Set exercise
Reproduce the data exactly.
◆ ◆ ◆ ◆
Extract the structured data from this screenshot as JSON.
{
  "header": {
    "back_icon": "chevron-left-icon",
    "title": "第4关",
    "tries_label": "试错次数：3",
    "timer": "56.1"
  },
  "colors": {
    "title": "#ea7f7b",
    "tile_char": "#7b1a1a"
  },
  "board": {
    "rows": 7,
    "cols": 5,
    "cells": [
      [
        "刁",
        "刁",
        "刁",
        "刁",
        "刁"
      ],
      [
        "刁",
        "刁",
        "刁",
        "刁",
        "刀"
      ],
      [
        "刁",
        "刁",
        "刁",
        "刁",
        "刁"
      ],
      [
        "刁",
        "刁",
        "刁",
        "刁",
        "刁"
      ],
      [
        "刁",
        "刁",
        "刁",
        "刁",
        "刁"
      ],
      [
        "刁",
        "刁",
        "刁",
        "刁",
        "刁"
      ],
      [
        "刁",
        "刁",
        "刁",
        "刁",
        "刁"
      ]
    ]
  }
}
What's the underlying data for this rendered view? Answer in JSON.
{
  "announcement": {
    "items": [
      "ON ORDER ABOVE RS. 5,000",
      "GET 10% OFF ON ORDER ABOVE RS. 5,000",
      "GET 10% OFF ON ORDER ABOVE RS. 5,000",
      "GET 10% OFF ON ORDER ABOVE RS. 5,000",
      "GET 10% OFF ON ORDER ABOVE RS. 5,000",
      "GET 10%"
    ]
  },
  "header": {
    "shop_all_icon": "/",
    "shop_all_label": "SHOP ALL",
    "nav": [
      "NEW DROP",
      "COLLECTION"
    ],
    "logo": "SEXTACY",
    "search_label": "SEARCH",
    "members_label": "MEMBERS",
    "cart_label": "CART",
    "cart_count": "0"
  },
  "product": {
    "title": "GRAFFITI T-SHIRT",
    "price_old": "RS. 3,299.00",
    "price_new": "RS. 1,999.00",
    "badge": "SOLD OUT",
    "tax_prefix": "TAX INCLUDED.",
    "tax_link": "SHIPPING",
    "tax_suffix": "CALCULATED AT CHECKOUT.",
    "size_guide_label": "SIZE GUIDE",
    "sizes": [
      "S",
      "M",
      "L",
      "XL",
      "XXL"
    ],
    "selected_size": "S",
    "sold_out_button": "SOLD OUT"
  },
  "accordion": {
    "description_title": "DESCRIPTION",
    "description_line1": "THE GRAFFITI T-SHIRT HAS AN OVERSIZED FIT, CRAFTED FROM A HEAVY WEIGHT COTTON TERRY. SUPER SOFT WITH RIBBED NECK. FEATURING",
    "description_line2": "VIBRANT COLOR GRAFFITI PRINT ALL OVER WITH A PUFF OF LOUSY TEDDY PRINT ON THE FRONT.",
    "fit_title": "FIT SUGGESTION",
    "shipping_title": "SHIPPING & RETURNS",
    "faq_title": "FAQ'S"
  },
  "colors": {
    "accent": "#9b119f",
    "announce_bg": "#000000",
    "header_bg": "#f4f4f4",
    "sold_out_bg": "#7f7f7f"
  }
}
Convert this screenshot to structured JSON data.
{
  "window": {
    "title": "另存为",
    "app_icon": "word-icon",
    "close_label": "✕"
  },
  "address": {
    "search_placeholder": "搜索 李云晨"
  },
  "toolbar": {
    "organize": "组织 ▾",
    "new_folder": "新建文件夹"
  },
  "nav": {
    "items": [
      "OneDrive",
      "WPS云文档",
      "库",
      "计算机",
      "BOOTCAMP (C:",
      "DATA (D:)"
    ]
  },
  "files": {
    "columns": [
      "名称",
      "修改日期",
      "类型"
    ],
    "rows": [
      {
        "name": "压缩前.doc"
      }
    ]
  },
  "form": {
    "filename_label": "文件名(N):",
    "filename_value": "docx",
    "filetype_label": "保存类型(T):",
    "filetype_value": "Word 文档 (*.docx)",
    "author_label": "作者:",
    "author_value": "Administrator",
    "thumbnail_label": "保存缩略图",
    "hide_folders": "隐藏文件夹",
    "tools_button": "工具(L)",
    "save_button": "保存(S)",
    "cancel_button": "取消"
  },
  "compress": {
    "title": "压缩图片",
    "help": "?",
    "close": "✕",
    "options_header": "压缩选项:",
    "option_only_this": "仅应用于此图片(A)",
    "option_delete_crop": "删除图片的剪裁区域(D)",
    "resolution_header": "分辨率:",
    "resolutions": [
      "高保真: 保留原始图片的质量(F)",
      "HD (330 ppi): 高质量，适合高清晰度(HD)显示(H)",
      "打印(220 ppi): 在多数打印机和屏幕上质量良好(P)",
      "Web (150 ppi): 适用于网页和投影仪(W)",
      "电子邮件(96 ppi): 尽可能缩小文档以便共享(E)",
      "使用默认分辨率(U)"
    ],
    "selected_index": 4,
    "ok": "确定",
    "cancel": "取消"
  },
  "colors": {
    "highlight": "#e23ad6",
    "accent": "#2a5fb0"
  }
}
◆ ◆ ◆ ◆
Answer to this exercise
Extract the structured data from this screenshot as JSON.
{
  "header": {
    "back_icon": "chevron-left-icon",
    "title": "第4关",
    "tries_label": "试错次数：3",
    "timer": "56.1"
  },
  "colors": {
    "title": "#ea7f7b",
    "tile_char": "#7b1a1a"
  },
  "board": {
    "rows": 7,
    "cols": 5,
    "cells": [
      [
        "刁",
        "刁",
        "刁",
        "刁",
        "刁"
      ],
      [
        "刁",
        "刁",
        "刁",
        "刁",
        "刀"
      ],
      [
        "刁",
        "刁",
        "刁",
        "刁",
        "刁"
      ],
      [
        "刁",
        "刁",
        "刁",
        "刁",
        "刁"
      ],
      [
        "刁",
        "刁",
        "刁",
        "刁",
        "刁"
      ],
      [
        "刁",
        "刁",
        "刁",
        "刁",
        "刁"
      ],
      [
        "刁",
        "刁",
        "刁",
        "刁",
        "刁"
      ]
    ]
  }
}
What's the underlying data for this rendered view? Answer in JSON.
{
  "announcement": {
    "items": [
      "ON ORDER ABOVE RS. 5,000",
      "GET 10% OFF ON ORDER ABOVE RS. 5,000",
      "GET 10% OFF ON ORDER ABOVE RS. 5,000",
      "GET 10% OFF ON ORDER ABOVE RS. 5,000",
      "GET 10% OFF ON ORDER ABOVE RS. 5,000",
      "GET 10%"
    ]
  },
  "header": {
    "shop_all_icon": "/",
    "shop_all_label": "SHOP ALL",
    "nav": [
      "NEW DROP",
      "COLLECTION"
    ],
    "logo": "SEXTACY",
    "search_label": "SEARCH",
    "members_label": "MEMBERS",
    "cart_label": "CART",
    "cart_count": "0"
  },
  "product": {
    "title": "GRAFFITI T-SHIRT",
    "price_old": "RS. 3,299.00",
    "price_new": "RS. 1,999.00",
    "badge": "SOLD OUT",
    "tax_prefix": "TAX INCLUDED.",
    "tax_link": "SHIPPING",
    "tax_suffix": "CALCULATED AT CHECKOUT.",
    "size_guide_label": "SIZE GUIDE",
    "sizes": [
      "S",
      "M",
      "L",
      "XL",
      "XXL"
    ],
    "selected_size": "S",
    "sold_out_button": "SOLD OUT"
  },
  "accordion": {
    "description_title": "DESCRIPTION",
    "description_line1": "THE GRAFFITI T-SHIRT HAS AN OVERSIZED FIT, CRAFTED FROM A HEAVY WEIGHT COTTON TERRY. SUPER SOFT WITH RIBBED NECK. FEATURING",
    "description_line2": "VIBRANT COLOR GRAFFITI PRINT ALL OVER WITH A PUFF OF LOUSY TEDDY PRINT ON THE FRONT.",
    "fit_title": "FIT SUGGESTION",
    "shipping_title": "SHIPPING & RETURNS",
    "faq_title": "FAQ'S"
  },
  "colors": {
    "accent": "#9b119f",
    "announce_bg": "#000000",
    "header_bg": "#f4f4f4",
    "sold_out_bg": "#7f7f7f"
  }
}
Convert this screenshot to structured JSON data.
{
  "window": {
    "title": "另存为",
    "app_icon": "word-icon",
    "close_label": "✕"
  },
  "address": {
    "search_placeholder": "搜索 李云晨"
  },
  "toolbar": {
    "organize": "组织 ▾",
    "new_folder": "新建文件夹"
  },
  "nav": {
    "items": [
      "OneDrive",
      "WPS云文档",
      "库",
      "计算机",
      "BOOTCAMP (C:",
      "DATA (D:)"
    ]
  },
  "files": {
    "columns": [
      "名称",
      "修改日期",
      "类型"
    ],
    "rows": [
      {
        "name": "压缩前.doc"
      }
    ]
  },
  "form": {
    "filename_label": "文件名(N):",
    "filename_value": "docx",
    "filetype_label": "保存类型(T):",
    "filetype_value": "Word 文档 (*.docx)",
    "author_label": "作者:",
    "author_value": "Administrator",
    "thumbnail_label": "保存缩略图",
    "hide_folders": "隐藏文件夹",
    "tools_button": "工具(L)",
    "save_button": "保存(S)",
    "cancel_button": "取消"
  },
  "compress": {
    "title": "压缩图片",
    "help": "?",
    "close": "✕",
    "options_header": "压缩选项:",
    "option_only_this": "仅应用于此图片(A)",
    "option_delete_crop": "删除图片的剪裁区域(D)",
    "resolution_header": "分辨率:",
    "resolutions": [
      "高保真: 保留原始图片的质量(F)",
      "HD (330 ppi): 高质量，适合高清晰度(HD)显示(H)",
      "打印(220 ppi): 在多数打印机和屏幕上质量良好(P)",
      "Web (150 ppi): 适用于网页和投影仪(W)",
      "电子邮件(96 ppi): 尽可能缩小文档以便共享(E)",
      "使用默认分辨率(U)"
    ],
    "selected_index": 4,
    "ok": "确定",
    "cancel": "取消"
  },
  "colors": {
    "highlight": "#e23ad6",
    "accent": "#2a5fb0"
  }
}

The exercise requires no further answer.